### Task description
Output the material beneath exactly, leaving nothing out.

>>

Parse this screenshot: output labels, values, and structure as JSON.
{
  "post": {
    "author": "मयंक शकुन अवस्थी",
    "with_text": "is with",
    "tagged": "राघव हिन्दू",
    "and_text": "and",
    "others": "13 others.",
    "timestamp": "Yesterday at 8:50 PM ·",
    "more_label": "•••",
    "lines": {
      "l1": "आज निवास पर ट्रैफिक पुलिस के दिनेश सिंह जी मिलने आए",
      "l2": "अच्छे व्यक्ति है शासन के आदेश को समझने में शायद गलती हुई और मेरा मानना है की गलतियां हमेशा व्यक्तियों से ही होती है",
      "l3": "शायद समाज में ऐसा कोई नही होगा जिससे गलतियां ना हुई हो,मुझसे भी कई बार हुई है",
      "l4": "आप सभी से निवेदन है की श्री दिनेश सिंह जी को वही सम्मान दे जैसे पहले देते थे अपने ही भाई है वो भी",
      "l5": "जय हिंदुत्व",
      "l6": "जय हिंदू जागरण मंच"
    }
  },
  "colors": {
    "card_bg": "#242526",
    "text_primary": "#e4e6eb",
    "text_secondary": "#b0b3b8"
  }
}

<<

### Expected output
Parse this screenshot: output labels, values, and structure as JSON.
{
  "post": {
    "author": "मयंक शकुन अवस्थी",
    "with_text": "is with",
    "tagged": "राघव हिन्दू",
    "and_text": "and",
    "others": "13 others.",
    "timestamp": "Yesterday at 8:50 PM ·",
    "more_label": "•••",
    "lines": {
      "l1": "आज निवास पर ट्रैफिक पुलिस के दिनेश सिंह जी मिलने आए",
      "l2": "अच्छे व्यक्ति है शासन के आदेश को समझने में शायद गलती हुई और मेरा मानना है की गलतियां हमेशा व्यक्तियों से ही होती है",
      "l3": "शायद समाज में ऐसा कोई नही होगा जिससे गलतियां ना हुई हो,मुझसे भी कई बार हुई है",
      "l4": "आप सभी से निवेदन है की श्री दिनेश सिंह जी को वही सम्मान दे जैसे पहले देते थे अपने ही भाई है वो भी",
      "l5": "जय हिंदुत्व",
      "l6": "जय हिंदू जागरण मंच"
    }
  },
  "colors": {
    "card_bg": "#242526",
    "text_primary": "#e4e6eb",
    "text_secondary": "#b0b3b8"
  }
}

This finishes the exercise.